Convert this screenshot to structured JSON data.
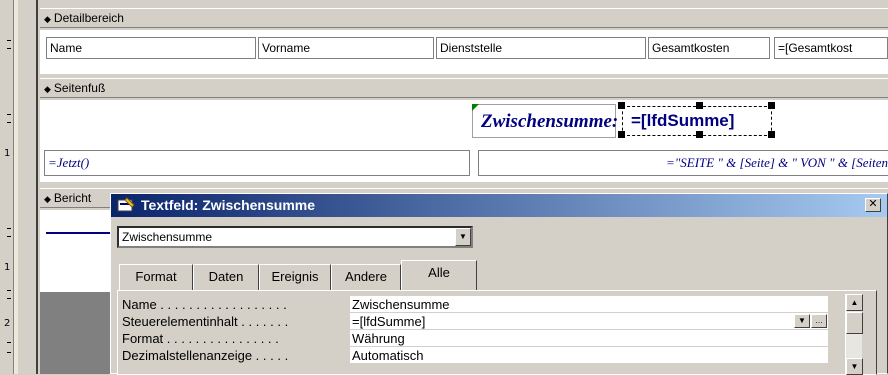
{
  "sections": {
    "detail": "Detailbereich",
    "footer": "Seitenfuß",
    "report": "Bericht"
  },
  "detail_fields": [
    "Name",
    "Vorname",
    "Dienststelle",
    "Gesamtkosten",
    "=[Gesamtkost"
  ],
  "footer": {
    "label": "Zwischensumme:",
    "control": "=[lfdSumme]",
    "date_expr": "=Jetzt()",
    "page_expr": "=\"SEITE \" & [Seite] & \" VON \" & [Seiten"
  },
  "ruler_numbers": [
    "1",
    "1",
    "2"
  ],
  "dialog": {
    "title": "Textfeld: Zwischensumme",
    "close": "✕",
    "combo_value": "Zwischensumme",
    "tabs": [
      "Format",
      "Daten",
      "Ereignis",
      "Andere",
      "Alle"
    ],
    "properties": [
      {
        "label": "Name . . . . . . . . . . . . . . . . . .",
        "value": "Zwischensumme"
      },
      {
        "label": "Steuerelementinhalt . . . . . . .",
        "value": "=[lfdSumme]"
      },
      {
        "label": "Format . . . . . . . . . . . . . . . .",
        "value": "Währung"
      },
      {
        "label": "Dezimalstellenanzeige . . . . .",
        "value": "Automatisch"
      }
    ]
  },
  "colors": {
    "titlebar_start": "#0a246a",
    "titlebar_end": "#a6caf0",
    "label_blue": "#000080"
  }
}
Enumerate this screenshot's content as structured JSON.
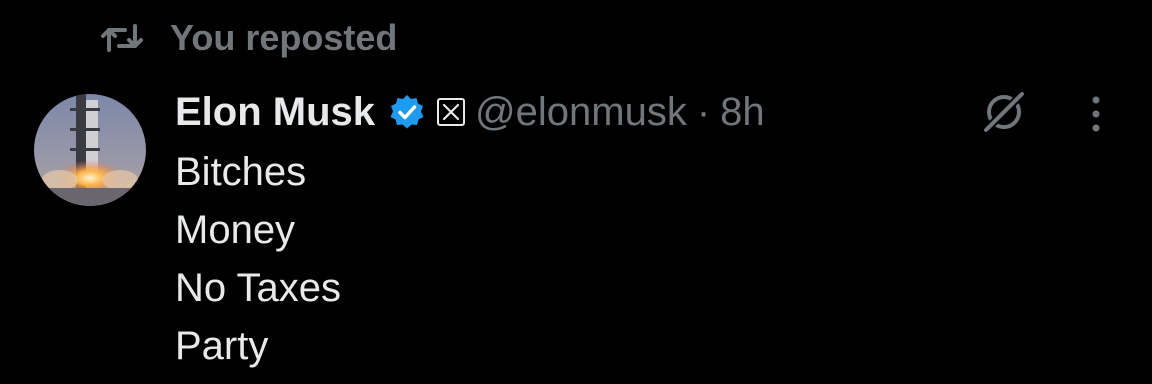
{
  "repost": {
    "icon": "repost-icon",
    "text": "You reposted"
  },
  "tweet": {
    "avatar": "avatar",
    "display_name": "Elon Musk",
    "verified_icon": "verified-badge-icon",
    "affiliate_icon": "x-logo-icon",
    "handle": "@elonmusk",
    "separator": "·",
    "time": "8h",
    "lines": [
      "Bitches",
      "Money",
      "No Taxes",
      "Party"
    ]
  },
  "actions": {
    "grok_icon": "grok-icon",
    "more_icon": "more-icon"
  },
  "colors": {
    "background": "#000000",
    "text_primary": "#e7e9ea",
    "text_secondary": "#71767b",
    "verified_blue": "#1d9bf0"
  }
}
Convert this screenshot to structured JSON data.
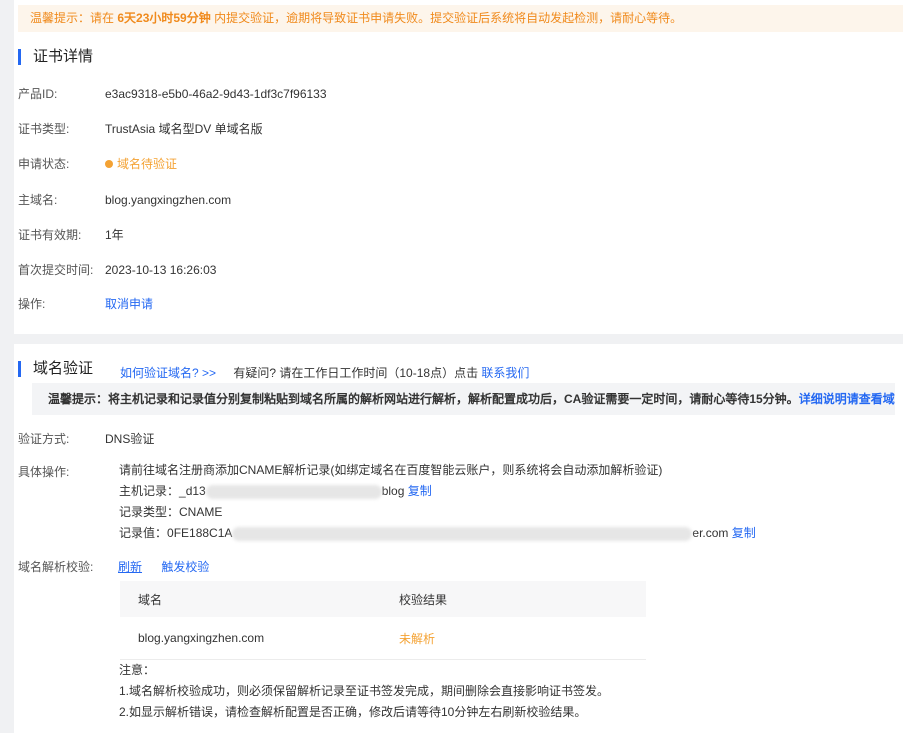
{
  "banner": {
    "prefix": "温馨提示：请在",
    "time": "6天23小时59分钟",
    "suffix": "内提交验证，逾期将导致证书申请失败。提交验证后系统将自动发起检测，请耐心等待。"
  },
  "details": {
    "title": "证书详情",
    "rows": [
      {
        "label": "产品ID:",
        "value": "e3ac9318-e5b0-46a2-9d43-1df3c7f96133"
      },
      {
        "label": "证书类型:",
        "value": "TrustAsia 域名型DV 单域名版"
      },
      {
        "label": "申请状态:",
        "value": "域名待验证"
      },
      {
        "label": "主域名:",
        "value": "blog.yangxingzhen.com"
      },
      {
        "label": "证书有效期:",
        "value": "1年"
      },
      {
        "label": "首次提交时间:",
        "value": "2023-10-13 16:26:03"
      },
      {
        "label": "操作:",
        "value": "取消申请"
      }
    ]
  },
  "verify": {
    "title": "域名验证",
    "how_link": "如何验证域名? >>",
    "question": "有疑问? 请在工作日工作时间（10-18点）点击",
    "contact_link": "联系我们",
    "tip_text": "温馨提示：将主机记录和记录值分别复制粘贴到域名所属的解析网站进行解析，解析配置成功后，CA验证需要一定时间，请耐心等待15分钟。",
    "tip_link": "详细说明请查看域名验证流程介绍>>",
    "method_label": "验证方式:",
    "method_value": "DNS验证",
    "ops_label": "具体操作:",
    "ops_intro": "请前往域名注册商添加CNAME解析记录(如绑定域名在百度智能云账户，则系统将会自动添加解析验证)",
    "host_label": "主机记录：",
    "host_prefix": "_d13",
    "host_suffix": "blog",
    "copy": "复制",
    "type_label": "记录类型：",
    "type_value": "CNAME",
    "value_label": "记录值：",
    "value_prefix": "0FE188C1A",
    "value_suffix": "er.com",
    "check_label": "域名解析校验:",
    "refresh": "刷新",
    "trigger": "触发校验",
    "table": {
      "headers": [
        "域名",
        "校验结果"
      ],
      "rows": [
        {
          "domain": "blog.yangxingzhen.com",
          "result": "未解析"
        }
      ]
    },
    "note_title": "注意：",
    "note1": "1.域名解析校验成功，则必须保留解析记录至证书签发完成，期间删除会直接影响证书签发。",
    "note2": "2.如显示解析错误，请检查解析配置是否正确，修改后请等待10分钟左右刷新校验结果。"
  },
  "colors": {
    "accent": "#2468f2",
    "warning": "#f4a233",
    "banner_text": "#f08a1c"
  }
}
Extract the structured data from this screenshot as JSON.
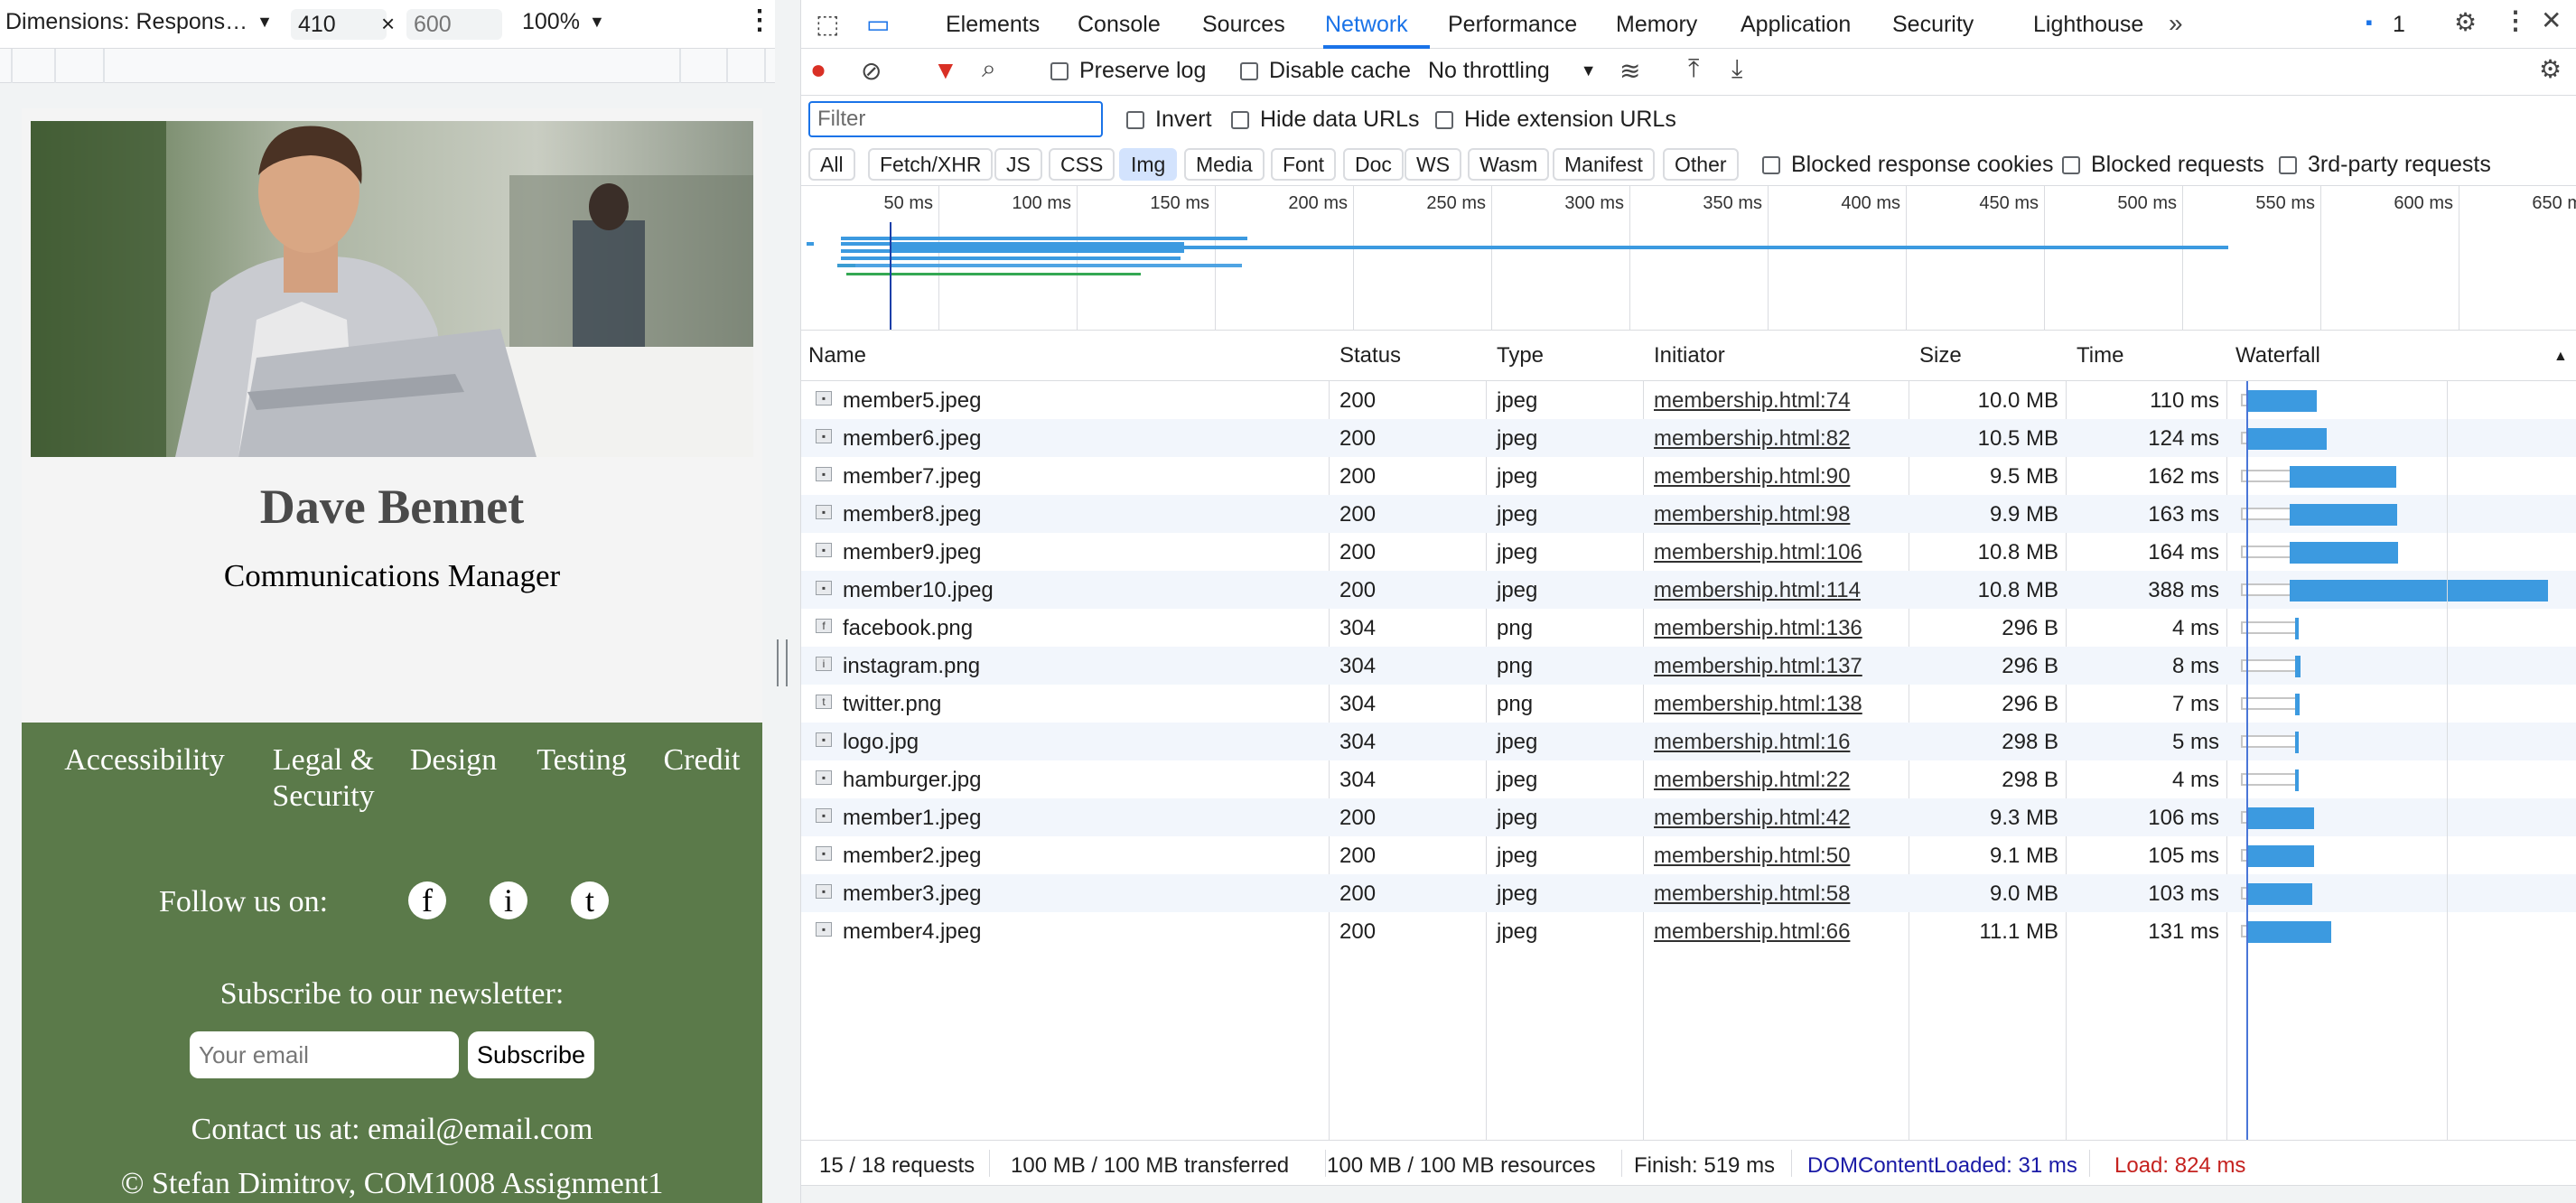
{
  "device_toolbar": {
    "dimensions_label": "Dimensions: Respons…",
    "width": "410",
    "height_placeholder": "600",
    "times": "×",
    "zoom": "100%"
  },
  "page": {
    "name": "Dave Bennet",
    "role": "Communications Manager",
    "footer_links": [
      "Accessibility",
      "Legal & Security",
      "Design",
      "Testing",
      "Credit"
    ],
    "follow_label": "Follow us on:",
    "social": [
      "f",
      "i",
      "t"
    ],
    "newsletter_label": "Subscribe to our newsletter:",
    "email_placeholder": "Your email",
    "subscribe_label": "Subscribe",
    "contact": "Contact us at: email@email.com",
    "copyright": "© Stefan Dimitrov, COM1008 Assignment1"
  },
  "devtools": {
    "tabs": [
      "Elements",
      "Console",
      "Sources",
      "Network",
      "Performance",
      "Memory",
      "Application",
      "Security",
      "Lighthouse"
    ],
    "active_tab": "Network",
    "issues_count": "1",
    "preserve_log": "Preserve log",
    "disable_cache": "Disable cache",
    "throttling": "No throttling",
    "filter_placeholder": "Filter",
    "invert": "Invert",
    "hide_data_urls": "Hide data URLs",
    "hide_extension_urls": "Hide extension URLs",
    "type_chips": [
      "All",
      "Fetch/XHR",
      "JS",
      "CSS",
      "Img",
      "Media",
      "Font",
      "Doc",
      "WS",
      "Wasm",
      "Manifest",
      "Other"
    ],
    "active_chip": "Img",
    "blocked_cookies": "Blocked response cookies",
    "blocked_requests": "Blocked requests",
    "third_party": "3rd-party requests",
    "overview_ticks": [
      "50 ms",
      "100 ms",
      "150 ms",
      "200 ms",
      "250 ms",
      "300 ms",
      "350 ms",
      "400 ms",
      "450 ms",
      "500 ms",
      "550 ms",
      "600 ms",
      "650 ms"
    ],
    "columns": [
      "Name",
      "Status",
      "Type",
      "Initiator",
      "Size",
      "Time",
      "Waterfall"
    ],
    "rows": [
      {
        "name": "member5.jpeg",
        "status": "200",
        "type": "jpeg",
        "initiator": "membership.html:74",
        "size": "10.0 MB",
        "time": "110 ms",
        "wait_ms": 4,
        "recv_ms": 106
      },
      {
        "name": "member6.jpeg",
        "status": "200",
        "type": "jpeg",
        "initiator": "membership.html:82",
        "size": "10.5 MB",
        "time": "124 ms",
        "wait_ms": 4,
        "recv_ms": 120
      },
      {
        "name": "member7.jpeg",
        "status": "200",
        "type": "jpeg",
        "initiator": "membership.html:90",
        "size": "9.5 MB",
        "time": "162 ms",
        "wait_ms": 2,
        "recv_ms": 160
      },
      {
        "name": "member8.jpeg",
        "status": "200",
        "type": "jpeg",
        "initiator": "membership.html:98",
        "size": "9.9 MB",
        "time": "163 ms",
        "wait_ms": 2,
        "recv_ms": 161
      },
      {
        "name": "member9.jpeg",
        "status": "200",
        "type": "jpeg",
        "initiator": "membership.html:106",
        "size": "10.8 MB",
        "time": "164 ms",
        "wait_ms": 2,
        "recv_ms": 162
      },
      {
        "name": "member10.jpeg",
        "status": "200",
        "type": "jpeg",
        "initiator": "membership.html:114",
        "size": "10.8 MB",
        "time": "388 ms",
        "wait_ms": 2,
        "recv_ms": 386
      },
      {
        "name": "facebook.png",
        "status": "304",
        "type": "png",
        "initiator": "membership.html:136",
        "size": "296 B",
        "time": "4 ms",
        "wait_ms": 1,
        "recv_ms": 3
      },
      {
        "name": "instagram.png",
        "status": "304",
        "type": "png",
        "initiator": "membership.html:137",
        "size": "296 B",
        "time": "8 ms",
        "wait_ms": 1,
        "recv_ms": 7
      },
      {
        "name": "twitter.png",
        "status": "304",
        "type": "png",
        "initiator": "membership.html:138",
        "size": "296 B",
        "time": "7 ms",
        "wait_ms": 1,
        "recv_ms": 6
      },
      {
        "name": "logo.jpg",
        "status": "304",
        "type": "jpeg",
        "initiator": "membership.html:16",
        "size": "298 B",
        "time": "5 ms",
        "wait_ms": 1,
        "recv_ms": 4
      },
      {
        "name": "hamburger.jpg",
        "status": "304",
        "type": "jpeg",
        "initiator": "membership.html:22",
        "size": "298 B",
        "time": "4 ms",
        "wait_ms": 1,
        "recv_ms": 3
      },
      {
        "name": "member1.jpeg",
        "status": "200",
        "type": "jpeg",
        "initiator": "membership.html:42",
        "size": "9.3 MB",
        "time": "106 ms",
        "wait_ms": 4,
        "recv_ms": 102
      },
      {
        "name": "member2.jpeg",
        "status": "200",
        "type": "jpeg",
        "initiator": "membership.html:50",
        "size": "9.1 MB",
        "time": "105 ms",
        "wait_ms": 4,
        "recv_ms": 101
      },
      {
        "name": "member3.jpeg",
        "status": "200",
        "type": "jpeg",
        "initiator": "membership.html:58",
        "size": "9.0 MB",
        "time": "103 ms",
        "wait_ms": 4,
        "recv_ms": 99
      },
      {
        "name": "member4.jpeg",
        "status": "200",
        "type": "jpeg",
        "initiator": "membership.html:66",
        "size": "11.1 MB",
        "time": "131 ms",
        "wait_ms": 4,
        "recv_ms": 127
      }
    ],
    "status": {
      "requests": "15 / 18 requests",
      "transferred": "100 MB / 100 MB transferred",
      "resources": "100 MB / 100 MB resources",
      "finish": "Finish: 519 ms",
      "dom": "DOMContentLoaded: 31 ms",
      "load": "Load: 824 ms"
    },
    "colors": {
      "accent": "#1a73e8",
      "waterfall_bar": "#3c9ae0",
      "dom_content_loaded": "#1a1aa6",
      "load": "#c5221f",
      "footer_green": "#5b7a4a"
    }
  }
}
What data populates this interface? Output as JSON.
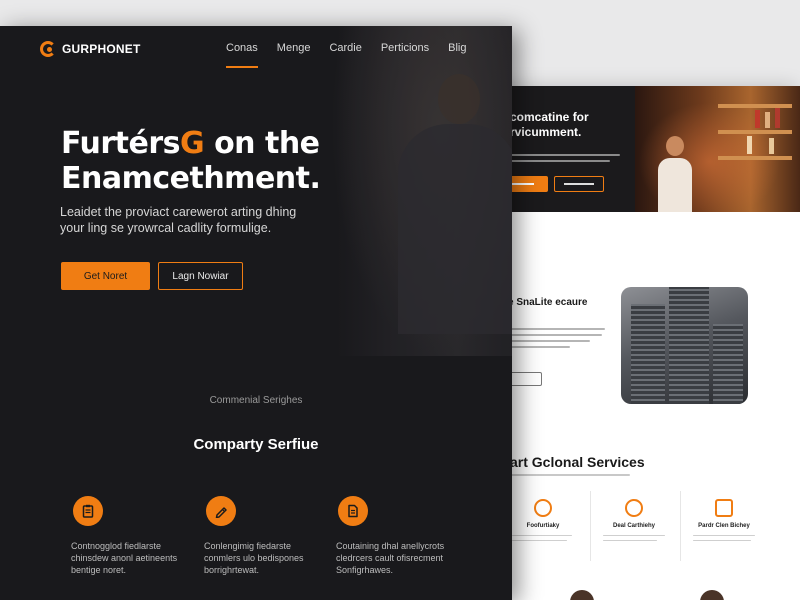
{
  "front": {
    "brand": "GURPHONET",
    "nav": [
      {
        "label": "Conas",
        "active": true
      },
      {
        "label": "Menge",
        "active": false
      },
      {
        "label": "Cardie",
        "active": false
      },
      {
        "label": "Perticions",
        "active": false
      },
      {
        "label": "Blig",
        "active": false
      }
    ],
    "hero": {
      "title_part1": "Furtérs",
      "title_accent": "G",
      "title_part2": " on the",
      "title_line2": "Enamcethment.",
      "subtitle_line1": "Leaidet the proviact carewerot arting dhing",
      "subtitle_line2": "your ling se yrowrcal cadlity formulige.",
      "primary_button": "Get Noret",
      "secondary_button": "Lagn Nowiar"
    },
    "services": {
      "kicker": "Commenial Serighes",
      "title": "Comparty Serfiue",
      "items": [
        {
          "icon": "clipboard-icon",
          "desc": "Contnogglod fiedlarste chinsdew anonl aetineents bentige noret."
        },
        {
          "icon": "pencil-icon",
          "desc": "Conlengimig fiedarste conmlers ulo bedispones borrighrtewat."
        },
        {
          "icon": "document-icon",
          "desc": "Coutaining dhal anellycrots cledrcers cault ofisrecment Sonfigrhawes."
        }
      ]
    }
  },
  "back": {
    "hero_title": "comcatine for rvicumment.",
    "section_title": "e SnaLite ecaure",
    "services_title": "art Gclonal Services",
    "service_cols": [
      {
        "icon": "phone-icon",
        "title": "Foofurtiaky"
      },
      {
        "icon": "search-icon",
        "title": "Deal Carthiehy"
      },
      {
        "icon": "chart-icon",
        "title": "Pardr Clen Bichey"
      }
    ]
  },
  "colors": {
    "accent": "#f07d13",
    "dark_bg": "#19191c",
    "light_bg": "#ffffff",
    "page_bg": "#e9e9ea"
  }
}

■ Exercise goal
Check every line of the data above for the string "Blocked", and copy those that have it.

■ Expected answer
    "blocked_cookies": "Blocked response cookies",
    "blocked_requests": "Blocked requests",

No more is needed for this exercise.